Stated exercise: Copy whichever lines contain the string "golf".

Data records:

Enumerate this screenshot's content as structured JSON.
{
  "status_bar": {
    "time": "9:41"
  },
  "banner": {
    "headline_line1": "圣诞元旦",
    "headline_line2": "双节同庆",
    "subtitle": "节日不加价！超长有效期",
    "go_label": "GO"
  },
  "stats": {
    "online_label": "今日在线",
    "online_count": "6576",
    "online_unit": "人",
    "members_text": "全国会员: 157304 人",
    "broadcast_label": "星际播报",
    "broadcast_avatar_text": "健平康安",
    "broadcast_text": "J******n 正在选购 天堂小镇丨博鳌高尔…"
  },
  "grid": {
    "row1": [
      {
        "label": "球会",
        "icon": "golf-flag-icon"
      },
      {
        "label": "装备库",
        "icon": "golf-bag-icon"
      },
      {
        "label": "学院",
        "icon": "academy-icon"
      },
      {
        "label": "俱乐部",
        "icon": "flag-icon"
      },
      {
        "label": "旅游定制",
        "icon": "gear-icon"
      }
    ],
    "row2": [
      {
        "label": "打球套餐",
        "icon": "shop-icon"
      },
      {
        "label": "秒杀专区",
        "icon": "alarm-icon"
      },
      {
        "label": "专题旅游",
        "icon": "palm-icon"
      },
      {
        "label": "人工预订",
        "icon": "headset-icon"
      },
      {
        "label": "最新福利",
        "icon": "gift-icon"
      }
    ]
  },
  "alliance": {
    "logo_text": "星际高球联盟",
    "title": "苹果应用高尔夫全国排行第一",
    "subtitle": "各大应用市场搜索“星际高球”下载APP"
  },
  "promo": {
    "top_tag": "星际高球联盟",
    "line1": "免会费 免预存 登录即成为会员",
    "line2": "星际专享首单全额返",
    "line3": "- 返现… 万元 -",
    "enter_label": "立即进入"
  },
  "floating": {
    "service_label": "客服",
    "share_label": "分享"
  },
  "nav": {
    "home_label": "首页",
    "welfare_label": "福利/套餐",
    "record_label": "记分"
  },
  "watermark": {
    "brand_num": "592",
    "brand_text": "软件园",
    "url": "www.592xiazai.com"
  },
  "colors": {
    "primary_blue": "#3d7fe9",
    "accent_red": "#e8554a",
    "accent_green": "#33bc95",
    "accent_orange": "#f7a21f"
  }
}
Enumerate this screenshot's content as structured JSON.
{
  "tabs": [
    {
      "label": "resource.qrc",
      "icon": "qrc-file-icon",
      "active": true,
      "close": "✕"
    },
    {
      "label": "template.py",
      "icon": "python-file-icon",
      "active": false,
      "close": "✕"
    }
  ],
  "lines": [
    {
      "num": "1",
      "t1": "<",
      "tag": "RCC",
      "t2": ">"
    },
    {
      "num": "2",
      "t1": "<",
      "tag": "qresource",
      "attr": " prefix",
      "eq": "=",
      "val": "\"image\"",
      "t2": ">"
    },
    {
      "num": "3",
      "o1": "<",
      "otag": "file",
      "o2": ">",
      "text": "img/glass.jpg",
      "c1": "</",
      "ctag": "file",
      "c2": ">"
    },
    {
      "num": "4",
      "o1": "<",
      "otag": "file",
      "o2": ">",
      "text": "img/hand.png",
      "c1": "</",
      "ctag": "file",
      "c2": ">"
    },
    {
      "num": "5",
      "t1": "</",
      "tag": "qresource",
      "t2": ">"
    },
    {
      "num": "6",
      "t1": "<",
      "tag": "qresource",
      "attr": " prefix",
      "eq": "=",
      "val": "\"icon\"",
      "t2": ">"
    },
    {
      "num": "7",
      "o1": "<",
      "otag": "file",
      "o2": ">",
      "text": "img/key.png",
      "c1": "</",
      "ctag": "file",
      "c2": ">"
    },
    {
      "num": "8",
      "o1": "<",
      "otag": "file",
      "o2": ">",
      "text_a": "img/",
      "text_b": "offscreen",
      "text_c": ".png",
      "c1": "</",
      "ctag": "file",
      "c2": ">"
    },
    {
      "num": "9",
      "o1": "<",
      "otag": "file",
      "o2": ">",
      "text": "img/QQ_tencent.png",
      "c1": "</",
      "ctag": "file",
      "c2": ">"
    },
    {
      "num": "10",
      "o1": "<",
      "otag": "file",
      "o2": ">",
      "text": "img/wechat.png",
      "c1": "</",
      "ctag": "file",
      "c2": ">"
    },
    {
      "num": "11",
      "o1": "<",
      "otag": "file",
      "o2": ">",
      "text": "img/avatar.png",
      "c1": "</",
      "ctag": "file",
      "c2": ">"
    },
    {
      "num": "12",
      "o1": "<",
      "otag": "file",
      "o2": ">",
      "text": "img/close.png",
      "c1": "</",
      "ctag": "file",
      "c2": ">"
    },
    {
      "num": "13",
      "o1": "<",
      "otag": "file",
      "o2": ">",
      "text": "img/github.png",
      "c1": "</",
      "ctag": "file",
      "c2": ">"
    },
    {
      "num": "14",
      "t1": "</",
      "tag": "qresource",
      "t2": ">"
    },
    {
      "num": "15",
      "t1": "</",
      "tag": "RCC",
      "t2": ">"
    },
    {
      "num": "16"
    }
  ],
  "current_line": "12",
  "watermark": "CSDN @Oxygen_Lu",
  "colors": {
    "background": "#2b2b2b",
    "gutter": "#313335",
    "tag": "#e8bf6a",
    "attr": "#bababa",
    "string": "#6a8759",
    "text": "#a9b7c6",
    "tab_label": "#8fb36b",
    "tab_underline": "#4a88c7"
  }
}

Finished exercise:
        "icon": "golf-flag-icon"
        "icon": "golf-bag-icon"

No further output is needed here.